▶ _What is asked_: Output the records exactly as they appear, with no pictures included.

────────────────────────────────────────

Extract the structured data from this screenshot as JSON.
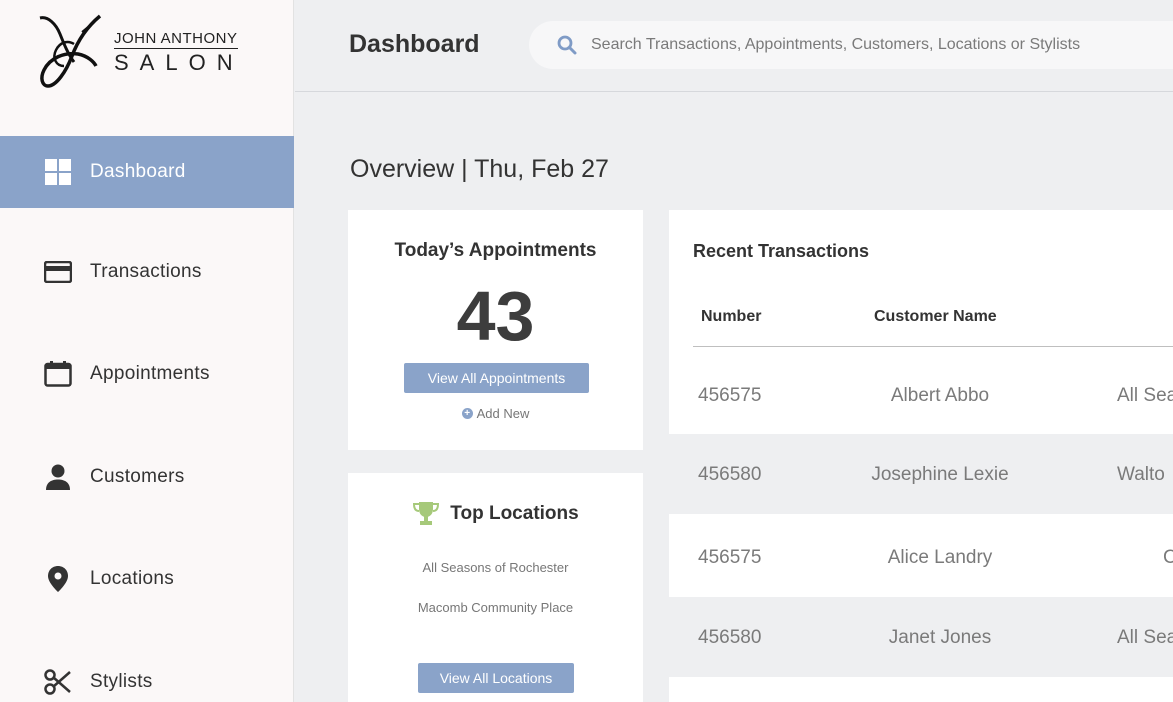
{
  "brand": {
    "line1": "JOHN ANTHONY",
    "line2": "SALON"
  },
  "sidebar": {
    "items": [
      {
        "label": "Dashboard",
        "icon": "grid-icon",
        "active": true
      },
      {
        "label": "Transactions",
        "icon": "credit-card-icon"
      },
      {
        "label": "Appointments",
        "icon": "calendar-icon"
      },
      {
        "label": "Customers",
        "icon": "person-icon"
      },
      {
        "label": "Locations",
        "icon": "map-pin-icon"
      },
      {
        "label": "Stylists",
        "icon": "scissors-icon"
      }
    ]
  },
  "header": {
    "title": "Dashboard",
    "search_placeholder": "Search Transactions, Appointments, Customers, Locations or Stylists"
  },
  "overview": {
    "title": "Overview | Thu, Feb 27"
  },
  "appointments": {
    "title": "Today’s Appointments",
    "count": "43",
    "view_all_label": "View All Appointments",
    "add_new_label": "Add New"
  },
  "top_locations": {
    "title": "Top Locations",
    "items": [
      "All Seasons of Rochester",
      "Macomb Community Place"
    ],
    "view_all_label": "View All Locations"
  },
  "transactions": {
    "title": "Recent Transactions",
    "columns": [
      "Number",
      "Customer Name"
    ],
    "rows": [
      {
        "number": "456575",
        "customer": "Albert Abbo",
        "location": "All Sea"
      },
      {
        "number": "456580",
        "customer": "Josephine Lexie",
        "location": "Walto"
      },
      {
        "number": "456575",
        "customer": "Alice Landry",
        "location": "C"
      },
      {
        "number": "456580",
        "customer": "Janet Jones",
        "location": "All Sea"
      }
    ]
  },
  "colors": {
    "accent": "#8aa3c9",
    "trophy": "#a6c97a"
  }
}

────────────────────────────────────────

▶ _Finished exercise_:
Extract the structured data from this screenshot as JSON.
{
  "brand": {
    "line1": "JOHN ANTHONY",
    "line2": "SALON"
  },
  "sidebar": {
    "items": [
      {
        "label": "Dashboard",
        "icon": "grid-icon",
        "active": true
      },
      {
        "label": "Transactions",
        "icon": "credit-card-icon"
      },
      {
        "label": "Appointments",
        "icon": "calendar-icon"
      },
      {
        "label": "Customers",
        "icon": "person-icon"
      },
      {
        "label": "Locations",
        "icon": "map-pin-icon"
      },
      {
        "label": "Stylists",
        "icon": "scissors-icon"
      }
    ]
  },
  "header": {
    "title": "Dashboard",
    "search_placeholder": "Search Transactions, Appointments, Customers, Locations or Stylists"
  },
  "overview": {
    "title": "Overview | Thu, Feb 27"
  },
  "appointments": {
    "title": "Today’s Appointments",
    "count": "43",
    "view_all_label": "View All Appointments",
    "add_new_label": "Add New"
  },
  "top_locations": {
    "title": "Top Locations",
    "items": [
      "All Seasons of Rochester",
      "Macomb Community Place"
    ],
    "view_all_label": "View All Locations"
  },
  "transactions": {
    "title": "Recent Transactions",
    "columns": [
      "Number",
      "Customer Name"
    ],
    "rows": [
      {
        "number": "456575",
        "customer": "Albert Abbo",
        "location": "All Sea"
      },
      {
        "number": "456580",
        "customer": "Josephine Lexie",
        "location": "Walto"
      },
      {
        "number": "456575",
        "customer": "Alice Landry",
        "location": "C"
      },
      {
        "number": "456580",
        "customer": "Janet Jones",
        "location": "All Sea"
      }
    ]
  },
  "colors": {
    "accent": "#8aa3c9",
    "trophy": "#a6c97a"
  }
}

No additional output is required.